— START INPUT RECORDS —

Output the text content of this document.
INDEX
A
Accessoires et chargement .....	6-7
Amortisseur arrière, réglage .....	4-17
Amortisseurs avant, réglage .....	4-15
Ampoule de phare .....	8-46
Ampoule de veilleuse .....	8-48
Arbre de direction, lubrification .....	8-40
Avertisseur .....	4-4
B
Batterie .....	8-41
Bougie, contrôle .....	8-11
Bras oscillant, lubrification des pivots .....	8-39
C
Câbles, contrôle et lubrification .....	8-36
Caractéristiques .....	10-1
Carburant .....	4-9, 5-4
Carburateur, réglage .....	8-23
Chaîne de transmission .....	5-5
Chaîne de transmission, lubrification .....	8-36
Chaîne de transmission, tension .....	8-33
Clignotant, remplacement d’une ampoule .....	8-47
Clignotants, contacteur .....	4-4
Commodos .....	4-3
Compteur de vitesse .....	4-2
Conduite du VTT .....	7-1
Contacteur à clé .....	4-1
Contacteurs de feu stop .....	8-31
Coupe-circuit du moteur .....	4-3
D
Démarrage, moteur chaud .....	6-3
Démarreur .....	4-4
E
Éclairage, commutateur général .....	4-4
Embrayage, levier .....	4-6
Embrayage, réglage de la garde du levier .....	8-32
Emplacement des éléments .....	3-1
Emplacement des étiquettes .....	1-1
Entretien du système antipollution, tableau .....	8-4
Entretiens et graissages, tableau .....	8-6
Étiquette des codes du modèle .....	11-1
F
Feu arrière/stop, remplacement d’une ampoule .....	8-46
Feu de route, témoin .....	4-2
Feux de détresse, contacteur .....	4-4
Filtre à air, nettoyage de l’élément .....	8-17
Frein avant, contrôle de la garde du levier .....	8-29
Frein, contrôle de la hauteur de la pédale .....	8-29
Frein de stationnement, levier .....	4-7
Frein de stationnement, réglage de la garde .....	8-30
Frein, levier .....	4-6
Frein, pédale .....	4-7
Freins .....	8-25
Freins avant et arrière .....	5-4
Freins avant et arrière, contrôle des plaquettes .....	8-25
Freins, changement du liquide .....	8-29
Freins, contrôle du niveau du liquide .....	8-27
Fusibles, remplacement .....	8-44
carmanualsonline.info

— END INPUT RECORDS —

WHAT THE EXERCISE ASKS
Copy out the full listing exactly.

TASK SOLUTION
Output the text content of this document.
INDEX
A
Accessoires et chargement .....	6-7
Amortisseur arrière, réglage .....	4-17
Amortisseurs avant, réglage .....	4-15
Ampoule de phare .....	8-46
Ampoule de veilleuse .....	8-48
Arbre de direction, lubrification .....	8-40
Avertisseur .....	4-4
B
Batterie .....	8-41
Bougie, contrôle .....	8-11
Bras oscillant, lubrification des pivots .....	8-39
C
Câbles, contrôle et lubrification .....	8-36
Caractéristiques .....	10-1
Carburant .....	4-9, 5-4
Carburateur, réglage .....	8-23
Chaîne de transmission .....	5-5
Chaîne de transmission, lubrification .....	8-36
Chaîne de transmission, tension .....	8-33
Clignotant, remplacement d’une ampoule .....	8-47
Clignotants, contacteur .....	4-4
Commodos .....	4-3
Compteur de vitesse .....	4-2
Conduite du VTT .....	7-1
Contacteur à clé .....	4-1
Contacteurs de feu stop .....	8-31
Coupe-circuit du moteur .....	4-3
D
Démarrage, moteur chaud .....	6-3
Démarreur .....	4-4
E
Éclairage, commutateur général .....	4-4
Embrayage, levier .....	4-6
Embrayage, réglage de la garde du levier .....	8-32
Emplacement des éléments .....	3-1
Emplacement des étiquettes .....	1-1
Entretien du système antipollution, tableau .....	8-4
Entretiens et graissages, tableau .....	8-6
Étiquette des codes du modèle .....	11-1
F
Feu arrière/stop, remplacement d’une ampoule .....	8-46
Feu de route, témoin .....	4-2
Feux de détresse, contacteur .....	4-4
Filtre à air, nettoyage de l’élément .....	8-17
Frein avant, contrôle de la garde du levier .....	8-29
Frein, contrôle de la hauteur de la pédale .....	8-29
Frein de stationnement, levier .....	4-7
Frein de stationnement, réglage de la garde .....	8-30
Frein, levier .....	4-6
Frein, pédale .....	4-7
Freins .....	8-25
Freins avant et arrière .....	5-4
Freins avant et arrière, contrôle des plaquettes .....	8-25
Freins, changement du liquide .....	8-29
Freins, contrôle du niveau du liquide .....	8-27
Fusibles, remplacement .....	8-44
carmanualsonline.info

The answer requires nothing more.